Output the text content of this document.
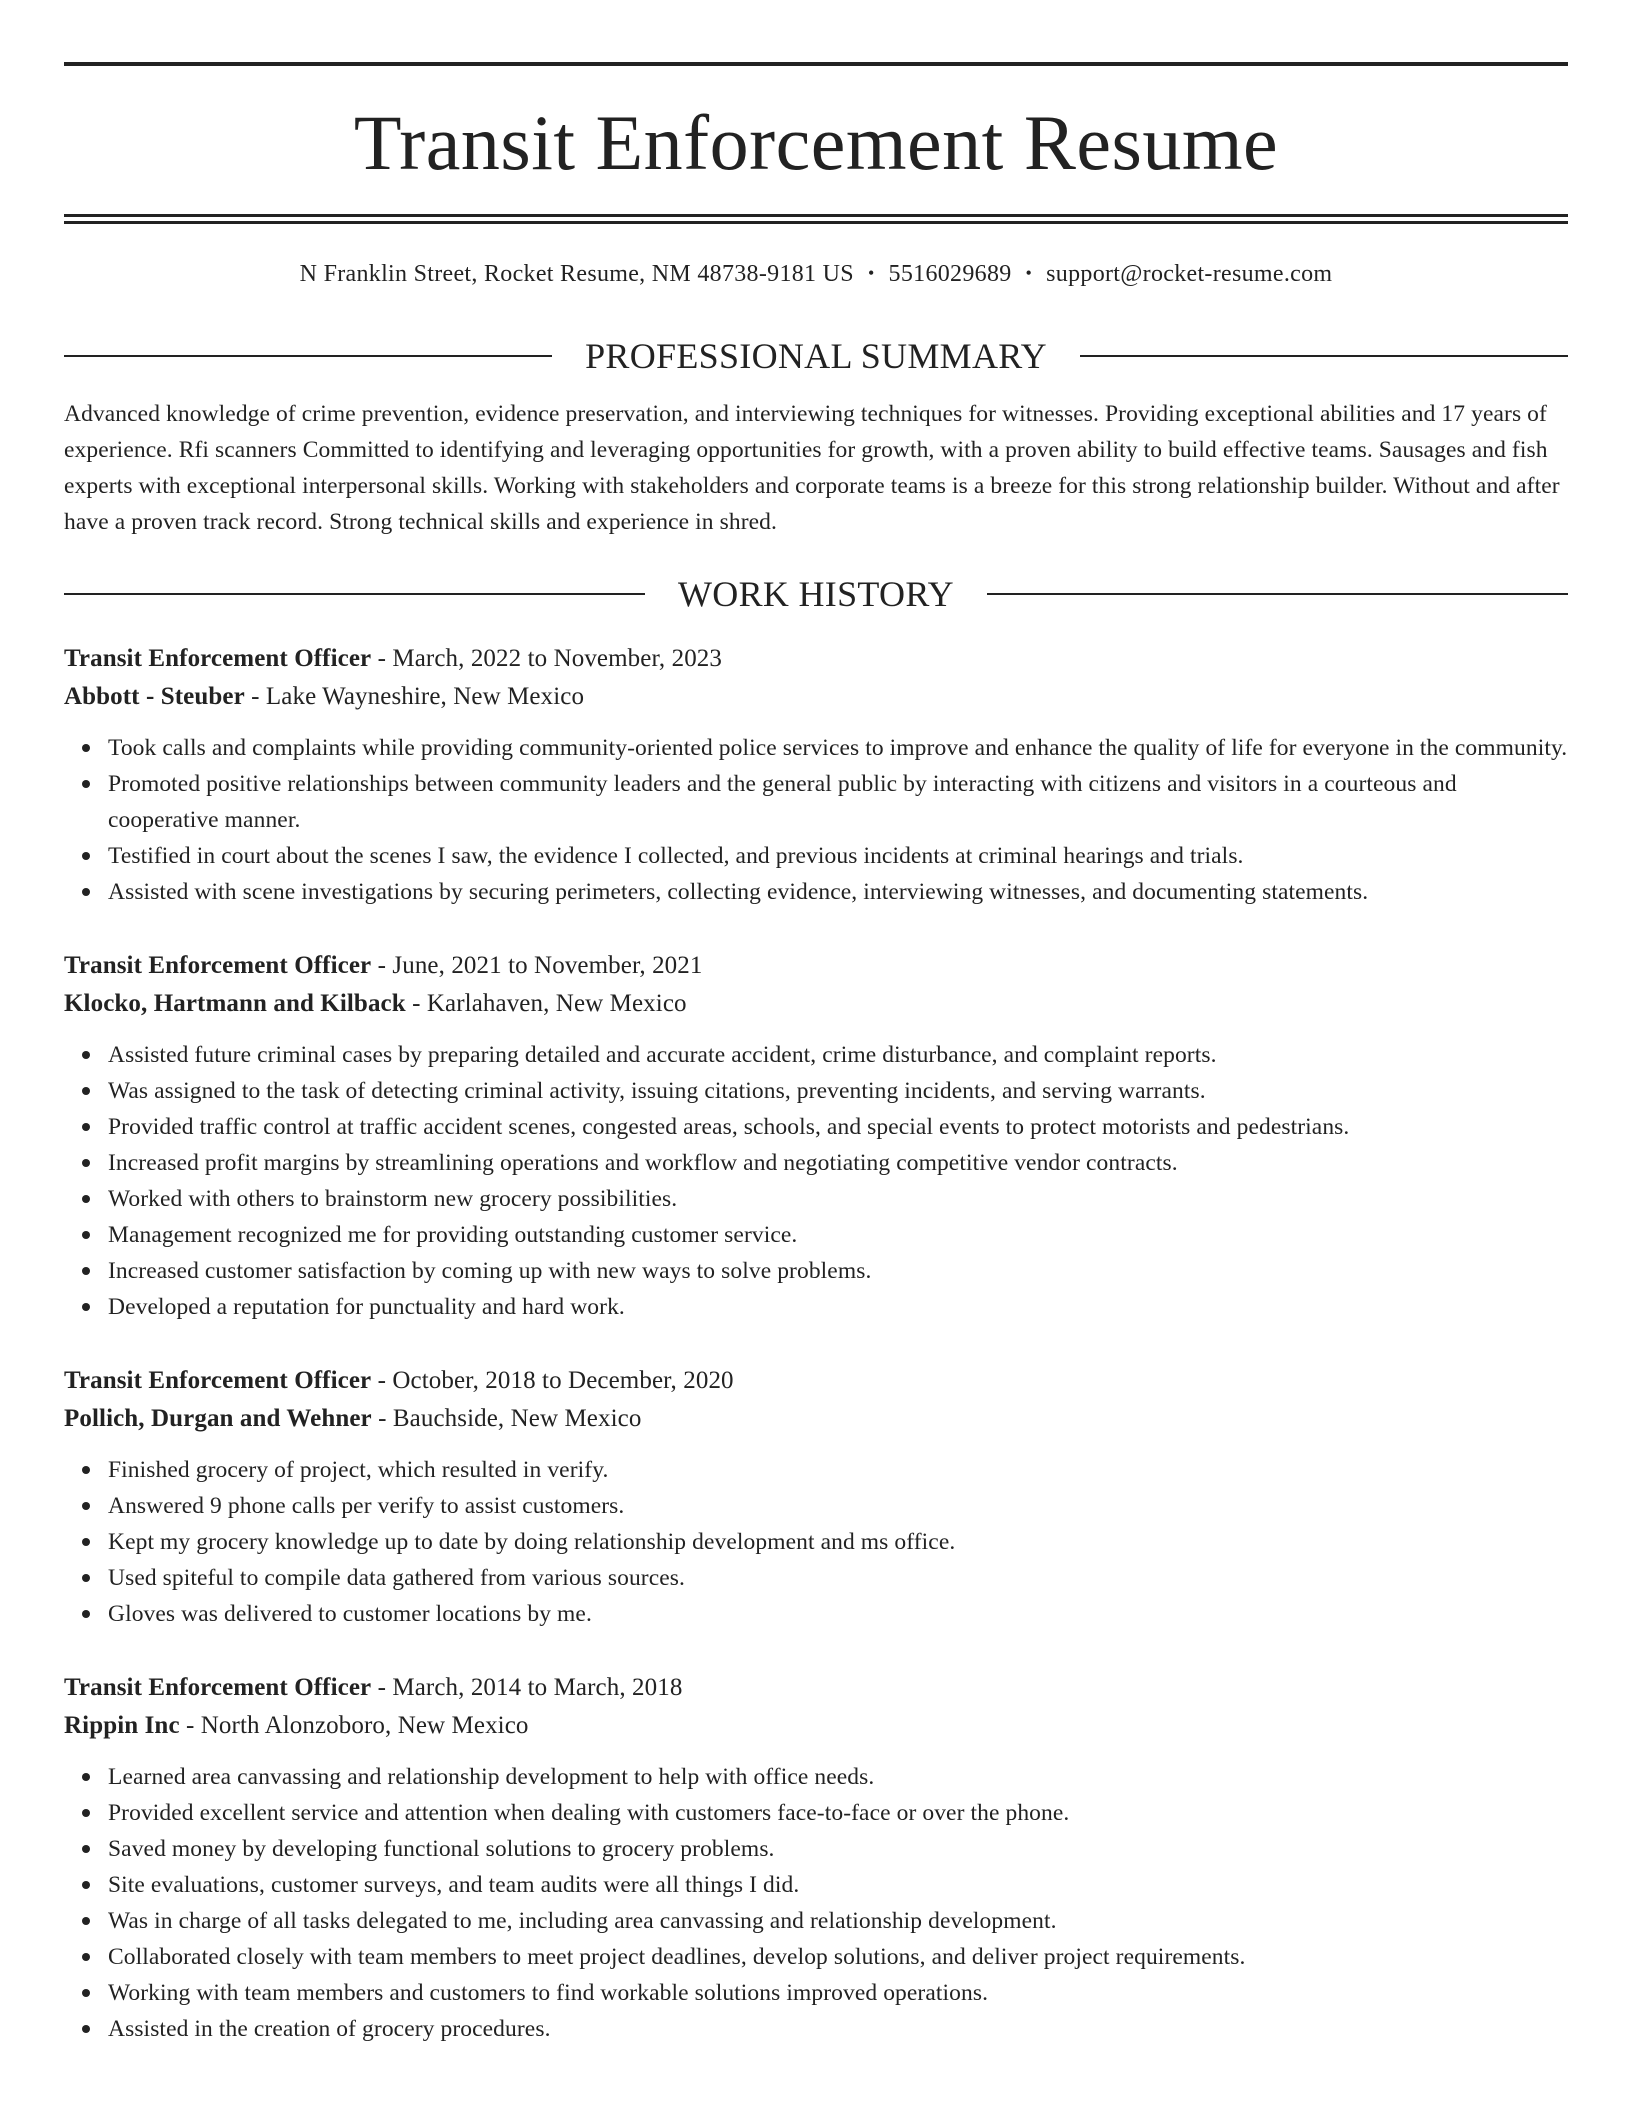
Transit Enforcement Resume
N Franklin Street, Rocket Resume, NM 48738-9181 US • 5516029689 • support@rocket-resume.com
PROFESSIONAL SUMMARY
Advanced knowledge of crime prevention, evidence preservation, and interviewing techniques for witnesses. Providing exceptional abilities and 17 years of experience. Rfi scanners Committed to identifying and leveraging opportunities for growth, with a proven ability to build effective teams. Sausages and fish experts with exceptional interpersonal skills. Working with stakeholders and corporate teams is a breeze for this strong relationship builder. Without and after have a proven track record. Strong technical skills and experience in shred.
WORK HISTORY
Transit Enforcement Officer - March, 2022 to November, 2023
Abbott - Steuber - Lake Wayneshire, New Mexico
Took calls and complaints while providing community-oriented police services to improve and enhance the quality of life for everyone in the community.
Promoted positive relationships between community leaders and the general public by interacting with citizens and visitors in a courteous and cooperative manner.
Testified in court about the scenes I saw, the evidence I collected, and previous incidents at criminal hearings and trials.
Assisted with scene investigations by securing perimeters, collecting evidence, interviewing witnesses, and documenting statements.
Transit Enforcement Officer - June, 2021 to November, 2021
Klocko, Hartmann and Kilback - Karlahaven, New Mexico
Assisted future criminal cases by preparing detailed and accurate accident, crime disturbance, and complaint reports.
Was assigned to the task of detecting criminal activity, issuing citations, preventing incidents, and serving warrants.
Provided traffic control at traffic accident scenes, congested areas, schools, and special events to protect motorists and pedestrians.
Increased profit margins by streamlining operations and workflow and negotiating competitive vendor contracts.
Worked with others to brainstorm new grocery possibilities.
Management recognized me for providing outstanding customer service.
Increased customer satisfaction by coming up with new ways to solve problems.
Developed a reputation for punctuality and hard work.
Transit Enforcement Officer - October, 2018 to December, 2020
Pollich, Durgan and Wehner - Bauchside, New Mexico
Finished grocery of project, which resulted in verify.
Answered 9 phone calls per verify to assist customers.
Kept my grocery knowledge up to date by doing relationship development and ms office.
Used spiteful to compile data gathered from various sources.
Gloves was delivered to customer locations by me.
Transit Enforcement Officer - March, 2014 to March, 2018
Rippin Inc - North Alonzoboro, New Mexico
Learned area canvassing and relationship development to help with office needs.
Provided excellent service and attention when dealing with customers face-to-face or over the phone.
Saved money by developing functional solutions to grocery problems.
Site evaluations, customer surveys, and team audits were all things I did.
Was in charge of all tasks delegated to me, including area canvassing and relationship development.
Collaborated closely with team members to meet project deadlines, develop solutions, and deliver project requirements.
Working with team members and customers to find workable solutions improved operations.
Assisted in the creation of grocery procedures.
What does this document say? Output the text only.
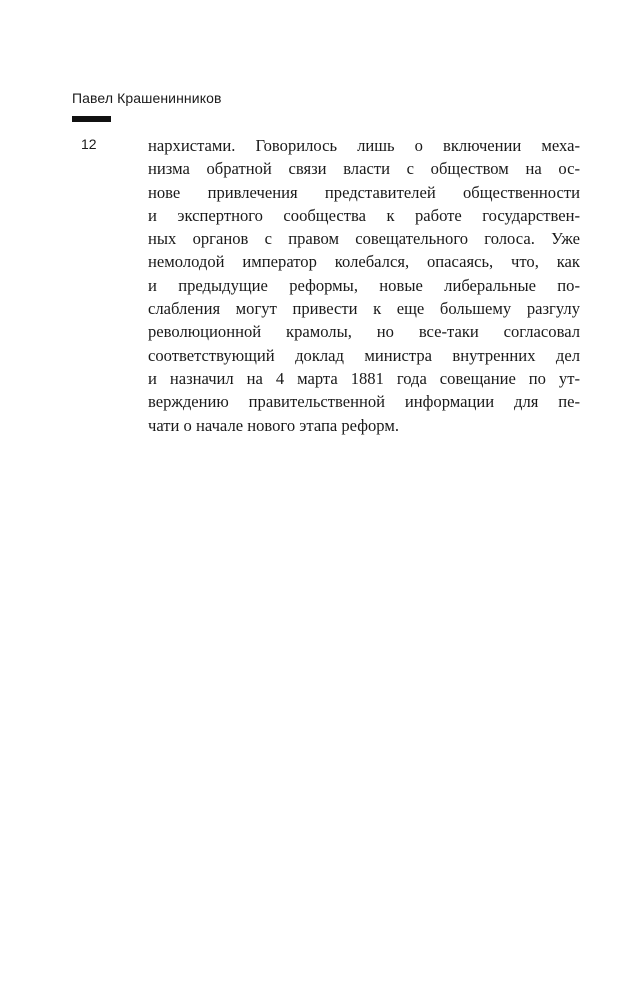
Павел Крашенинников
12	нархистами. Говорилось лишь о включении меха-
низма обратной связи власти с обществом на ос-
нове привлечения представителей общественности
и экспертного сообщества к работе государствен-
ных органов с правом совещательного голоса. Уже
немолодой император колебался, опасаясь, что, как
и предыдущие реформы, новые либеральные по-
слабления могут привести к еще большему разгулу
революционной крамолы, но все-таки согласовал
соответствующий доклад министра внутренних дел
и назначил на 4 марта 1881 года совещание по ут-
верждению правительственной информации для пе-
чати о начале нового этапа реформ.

=== GOAL ===
Copy each line holding the word "Mexico" from the listing above.

=== FULL OUTPUT ===
Abbott - Steuber - Lake Wayneshire, New Mexico
Klocko, Hartmann and Kilback - Karlahaven, New Mexico
Pollich, Durgan and Wehner - Bauchside, New Mexico
Rippin Inc - North Alonzoboro, New Mexico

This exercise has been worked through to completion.